■ **Working data**

****************

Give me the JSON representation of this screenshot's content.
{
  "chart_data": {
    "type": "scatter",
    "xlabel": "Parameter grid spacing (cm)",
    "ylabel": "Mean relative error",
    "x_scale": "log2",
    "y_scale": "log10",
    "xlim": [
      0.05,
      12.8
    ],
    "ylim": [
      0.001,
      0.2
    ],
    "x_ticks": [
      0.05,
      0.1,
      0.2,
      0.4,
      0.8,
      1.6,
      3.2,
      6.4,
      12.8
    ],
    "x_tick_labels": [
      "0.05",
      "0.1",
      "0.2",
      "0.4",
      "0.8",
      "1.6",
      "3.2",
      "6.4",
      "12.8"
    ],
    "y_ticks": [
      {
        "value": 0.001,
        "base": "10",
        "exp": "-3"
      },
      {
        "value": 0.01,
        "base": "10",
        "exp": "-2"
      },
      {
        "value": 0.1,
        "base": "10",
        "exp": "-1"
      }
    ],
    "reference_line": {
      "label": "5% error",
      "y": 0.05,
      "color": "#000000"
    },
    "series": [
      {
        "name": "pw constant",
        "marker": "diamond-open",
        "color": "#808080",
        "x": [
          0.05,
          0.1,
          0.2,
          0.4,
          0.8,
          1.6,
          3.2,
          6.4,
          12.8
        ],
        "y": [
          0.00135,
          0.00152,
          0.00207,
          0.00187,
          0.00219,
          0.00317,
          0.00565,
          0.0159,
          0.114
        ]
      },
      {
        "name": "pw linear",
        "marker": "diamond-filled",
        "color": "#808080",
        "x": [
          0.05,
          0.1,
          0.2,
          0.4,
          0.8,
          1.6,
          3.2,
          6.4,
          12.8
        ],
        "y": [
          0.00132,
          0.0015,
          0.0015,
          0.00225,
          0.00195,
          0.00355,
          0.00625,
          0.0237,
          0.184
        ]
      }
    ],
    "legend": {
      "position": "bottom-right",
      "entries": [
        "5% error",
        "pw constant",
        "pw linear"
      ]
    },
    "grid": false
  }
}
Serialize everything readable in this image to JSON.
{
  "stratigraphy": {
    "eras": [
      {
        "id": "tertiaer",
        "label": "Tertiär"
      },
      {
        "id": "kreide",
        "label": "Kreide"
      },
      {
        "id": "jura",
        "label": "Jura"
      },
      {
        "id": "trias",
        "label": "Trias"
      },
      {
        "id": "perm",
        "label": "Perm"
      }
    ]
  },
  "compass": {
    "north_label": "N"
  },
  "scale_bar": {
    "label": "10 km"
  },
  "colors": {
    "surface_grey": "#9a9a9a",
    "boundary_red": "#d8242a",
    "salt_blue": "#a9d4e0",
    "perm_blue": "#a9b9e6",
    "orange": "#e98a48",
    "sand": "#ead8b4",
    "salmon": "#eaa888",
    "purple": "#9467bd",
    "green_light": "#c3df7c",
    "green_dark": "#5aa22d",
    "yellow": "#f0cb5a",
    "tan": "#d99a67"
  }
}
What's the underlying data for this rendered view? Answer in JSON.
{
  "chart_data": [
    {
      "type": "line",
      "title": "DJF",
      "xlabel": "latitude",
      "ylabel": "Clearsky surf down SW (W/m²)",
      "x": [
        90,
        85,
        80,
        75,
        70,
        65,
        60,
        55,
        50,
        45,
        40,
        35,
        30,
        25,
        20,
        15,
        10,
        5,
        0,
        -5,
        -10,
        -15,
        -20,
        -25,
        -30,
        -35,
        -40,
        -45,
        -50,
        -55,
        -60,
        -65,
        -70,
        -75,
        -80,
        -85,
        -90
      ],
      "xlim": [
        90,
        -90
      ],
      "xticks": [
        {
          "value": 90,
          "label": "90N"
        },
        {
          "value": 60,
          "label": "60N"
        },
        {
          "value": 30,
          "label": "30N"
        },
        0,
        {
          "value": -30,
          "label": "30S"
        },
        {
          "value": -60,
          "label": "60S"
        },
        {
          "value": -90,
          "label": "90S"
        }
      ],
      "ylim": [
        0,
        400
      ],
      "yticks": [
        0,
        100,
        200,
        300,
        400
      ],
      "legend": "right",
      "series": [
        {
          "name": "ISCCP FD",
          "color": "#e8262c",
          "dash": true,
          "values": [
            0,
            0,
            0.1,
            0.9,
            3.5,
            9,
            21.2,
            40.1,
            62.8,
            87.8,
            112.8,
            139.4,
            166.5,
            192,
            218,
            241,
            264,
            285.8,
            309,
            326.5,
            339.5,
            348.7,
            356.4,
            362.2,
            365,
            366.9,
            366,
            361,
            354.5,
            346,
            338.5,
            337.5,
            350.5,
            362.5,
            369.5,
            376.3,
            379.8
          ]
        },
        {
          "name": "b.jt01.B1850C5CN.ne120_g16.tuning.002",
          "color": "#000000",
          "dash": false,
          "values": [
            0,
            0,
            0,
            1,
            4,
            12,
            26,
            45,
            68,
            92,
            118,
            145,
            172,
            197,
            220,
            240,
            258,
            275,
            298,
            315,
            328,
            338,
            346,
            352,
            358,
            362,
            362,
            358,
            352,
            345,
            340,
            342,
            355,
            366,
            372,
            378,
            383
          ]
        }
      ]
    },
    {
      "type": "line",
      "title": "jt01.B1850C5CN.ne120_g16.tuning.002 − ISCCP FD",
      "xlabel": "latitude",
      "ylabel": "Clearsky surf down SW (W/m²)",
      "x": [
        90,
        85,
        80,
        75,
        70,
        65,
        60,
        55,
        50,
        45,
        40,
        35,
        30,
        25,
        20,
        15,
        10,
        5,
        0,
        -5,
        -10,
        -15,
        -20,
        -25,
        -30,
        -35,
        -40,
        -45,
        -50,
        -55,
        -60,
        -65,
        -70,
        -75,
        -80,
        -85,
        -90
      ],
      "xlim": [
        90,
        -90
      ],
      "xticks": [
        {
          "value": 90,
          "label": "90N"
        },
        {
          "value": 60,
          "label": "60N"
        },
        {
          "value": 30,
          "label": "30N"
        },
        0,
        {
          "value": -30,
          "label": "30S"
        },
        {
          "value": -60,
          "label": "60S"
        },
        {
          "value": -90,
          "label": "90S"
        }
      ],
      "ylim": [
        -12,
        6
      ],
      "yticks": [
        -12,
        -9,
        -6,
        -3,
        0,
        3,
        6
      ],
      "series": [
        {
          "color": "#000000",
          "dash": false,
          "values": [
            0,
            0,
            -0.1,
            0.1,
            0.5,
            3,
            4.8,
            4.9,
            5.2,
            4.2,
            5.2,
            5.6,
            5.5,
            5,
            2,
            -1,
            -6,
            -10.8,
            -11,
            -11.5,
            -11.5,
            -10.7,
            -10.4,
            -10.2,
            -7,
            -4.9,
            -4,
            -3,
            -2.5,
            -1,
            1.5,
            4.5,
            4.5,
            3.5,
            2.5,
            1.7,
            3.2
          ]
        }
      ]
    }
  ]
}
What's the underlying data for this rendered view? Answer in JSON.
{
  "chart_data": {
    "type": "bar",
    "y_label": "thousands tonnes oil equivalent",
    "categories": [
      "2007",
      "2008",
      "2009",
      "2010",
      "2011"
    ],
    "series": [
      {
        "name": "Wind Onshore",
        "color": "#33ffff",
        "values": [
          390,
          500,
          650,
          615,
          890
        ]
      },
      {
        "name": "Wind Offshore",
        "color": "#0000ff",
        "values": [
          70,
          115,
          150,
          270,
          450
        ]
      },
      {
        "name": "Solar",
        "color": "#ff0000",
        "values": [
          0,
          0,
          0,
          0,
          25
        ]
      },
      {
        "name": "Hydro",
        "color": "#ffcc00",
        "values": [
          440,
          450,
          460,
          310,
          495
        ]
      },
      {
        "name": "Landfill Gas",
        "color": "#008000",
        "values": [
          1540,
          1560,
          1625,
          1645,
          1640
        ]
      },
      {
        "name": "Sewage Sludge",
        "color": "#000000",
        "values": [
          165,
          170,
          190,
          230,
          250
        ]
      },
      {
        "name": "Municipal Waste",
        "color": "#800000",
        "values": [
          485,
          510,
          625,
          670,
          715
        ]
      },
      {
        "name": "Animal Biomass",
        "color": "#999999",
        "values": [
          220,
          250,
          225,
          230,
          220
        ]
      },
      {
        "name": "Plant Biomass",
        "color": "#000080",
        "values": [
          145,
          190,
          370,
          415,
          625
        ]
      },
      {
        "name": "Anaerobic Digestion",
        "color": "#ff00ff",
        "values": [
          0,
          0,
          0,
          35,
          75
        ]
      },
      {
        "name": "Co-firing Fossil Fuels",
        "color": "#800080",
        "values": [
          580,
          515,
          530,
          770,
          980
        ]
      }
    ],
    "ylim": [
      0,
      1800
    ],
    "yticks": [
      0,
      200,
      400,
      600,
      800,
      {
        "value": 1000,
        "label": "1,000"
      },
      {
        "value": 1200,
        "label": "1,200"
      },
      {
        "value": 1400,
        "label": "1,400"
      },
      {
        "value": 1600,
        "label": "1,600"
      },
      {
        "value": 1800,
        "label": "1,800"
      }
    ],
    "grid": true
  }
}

****************

■ **What the task asks**
Report how many lines hold the string "diamond", giving the number and nothing else.

■ **Solution for this problem**
2